EXERCISE OBJECTIVE -> From the entries that follow, extract each line holding the string "SGLT".

----- MATERIALS PROVIDED -----

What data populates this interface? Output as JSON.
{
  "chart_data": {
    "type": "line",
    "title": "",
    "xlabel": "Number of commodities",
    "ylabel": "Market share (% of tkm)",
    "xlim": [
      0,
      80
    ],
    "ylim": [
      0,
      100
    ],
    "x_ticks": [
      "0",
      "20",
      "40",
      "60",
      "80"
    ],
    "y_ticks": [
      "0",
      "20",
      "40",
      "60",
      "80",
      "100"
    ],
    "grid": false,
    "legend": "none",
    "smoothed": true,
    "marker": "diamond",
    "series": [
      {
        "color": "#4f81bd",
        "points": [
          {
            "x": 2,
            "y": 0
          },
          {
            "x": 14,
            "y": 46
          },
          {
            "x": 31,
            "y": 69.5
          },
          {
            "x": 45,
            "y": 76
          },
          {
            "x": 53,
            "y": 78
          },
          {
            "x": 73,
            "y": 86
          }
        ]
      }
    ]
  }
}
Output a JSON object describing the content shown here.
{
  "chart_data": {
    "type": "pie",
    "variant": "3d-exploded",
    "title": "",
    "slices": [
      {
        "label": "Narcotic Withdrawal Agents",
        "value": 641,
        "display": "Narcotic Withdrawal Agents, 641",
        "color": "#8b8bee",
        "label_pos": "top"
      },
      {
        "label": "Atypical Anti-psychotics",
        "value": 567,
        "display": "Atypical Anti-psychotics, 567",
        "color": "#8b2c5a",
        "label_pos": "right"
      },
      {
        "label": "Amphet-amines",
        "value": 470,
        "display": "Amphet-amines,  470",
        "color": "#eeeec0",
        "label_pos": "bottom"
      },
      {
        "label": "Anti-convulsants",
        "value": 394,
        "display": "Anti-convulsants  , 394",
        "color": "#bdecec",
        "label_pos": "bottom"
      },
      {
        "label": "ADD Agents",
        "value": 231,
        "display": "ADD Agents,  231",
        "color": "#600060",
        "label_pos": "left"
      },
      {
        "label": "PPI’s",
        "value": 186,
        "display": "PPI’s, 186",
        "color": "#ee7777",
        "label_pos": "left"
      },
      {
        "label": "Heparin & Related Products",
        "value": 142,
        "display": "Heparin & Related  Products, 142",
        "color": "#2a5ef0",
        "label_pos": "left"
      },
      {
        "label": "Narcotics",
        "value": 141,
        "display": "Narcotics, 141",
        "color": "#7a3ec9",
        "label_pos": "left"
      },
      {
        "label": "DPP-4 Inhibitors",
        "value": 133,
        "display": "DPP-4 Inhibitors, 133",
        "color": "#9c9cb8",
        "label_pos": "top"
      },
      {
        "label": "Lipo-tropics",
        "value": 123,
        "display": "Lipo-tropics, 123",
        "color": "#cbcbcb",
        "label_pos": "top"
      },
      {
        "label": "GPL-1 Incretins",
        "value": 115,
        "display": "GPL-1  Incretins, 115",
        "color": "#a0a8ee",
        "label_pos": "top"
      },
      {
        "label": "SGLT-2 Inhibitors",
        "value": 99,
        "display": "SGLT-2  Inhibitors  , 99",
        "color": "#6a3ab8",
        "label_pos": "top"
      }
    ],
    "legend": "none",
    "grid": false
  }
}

-----

ANSWER TO THE TASK ->
        "label": "SGLT-2 Inhibitors",
        "display": "SGLT-2  Inhibitors  , 99",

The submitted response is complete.